--- Begin Quoted passage ---
# Is cat litter ok?



## FoytheFox (Dec 24, 2006)

My rat has a really bad odor, so I suggested to my mom that maybe we should get cat litter because well it has to control cat anmonia. So will it be ok for one female rat in a bird cage?


----------



## Night (Feb 23, 2007)

No. Cat litter isn't suitable for any small animal. 

What kind of cage is your rat in exactly, and how often do you clean it? What sort of litter are you using currently?


----------



## Wench (Apr 5, 2007)

I've read from a few different research sites that cat litter is not acceptable for rats, but I've heard people here talking about using Yesterday's News with success.

Not to jump on you, but does your rat have a cage mate? I understand that some rats are not social and do not do well with others of their species, but you may not know that most rats are social creatures and they need the company of their own kind. Humans can not give rats the type of interaction that they need in order to lead full, healthy lives. It is like having a human spend his life with no other companion than a dog. While it is a great companion, it is not the same as another of our own species and it cannot communicate with us.

Hope that's been helpful.


----------



## Night (Feb 23, 2007)

I don't even think of Yesterday's News as cat litter anymore  YN is great for rats. I just figured, from the way the OP put it, she was talking about clumping cat litter.


----------



## OnlyOno (Apr 4, 2007)

besides yesterday's news they also have some dust-free recycled paper cat litter that i use in the little ratty litter box with no problem. pretty much, if it's dust free, all-natural paper, and unscented, it should be okay.
--- End Quoted passage ---
--- Begin Given data ---
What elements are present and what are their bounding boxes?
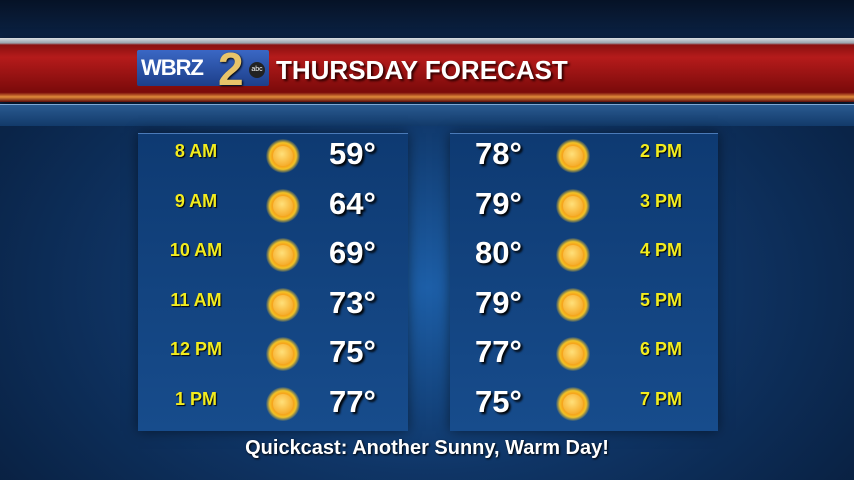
--- End Given data ---
* _Goals_
A – In the thread on cat litter for rats, why did Night first reject cat litter, even though Night later calls Yesterday's News great for rats? Answer in one to three sentences.
B – Write the next post in the thread on cat litter for rats.

* _The responses_
A – Night assumed from the original poster's wording that she meant clumping cat litter. Night does not count Yesterday's News as cat litter anymore.

B –
lol night, i was so confused with your first post. i was like, "um, i thought you loved YN?"


----------



## FoytheFox (Dec 24, 2006)

Yes I was talking about the clay based products. I will try Yesterday's News.

My rat doesn't have a cage mate because I wanted to see how one would turn out, but I have to clean out her cage every 3-4 days. I can't imagine the smell of two.

I'm also alittle scared about introducting a little ratlit to my resident female, she is very big and I am not sure how she would react to one.


----------



## Night (Feb 23, 2007)

You have to do proper introductions, on neutral territory. Research introducing rats before bringing home your new girl, and it'll be fine. 

I have 11 rats in one cage, in my bedroom. They never smell. My best friend runs a rat rescue, and in her basement she has 10-30 rats at any time - they never smell either. There's definitely something wrong with your situation.

Some more questions...

1. What food is she eating? 
2. Do you know the exact cage brand/model, or have a picture?
3. What litter are you currently using?
4. Do you spot clean the cage?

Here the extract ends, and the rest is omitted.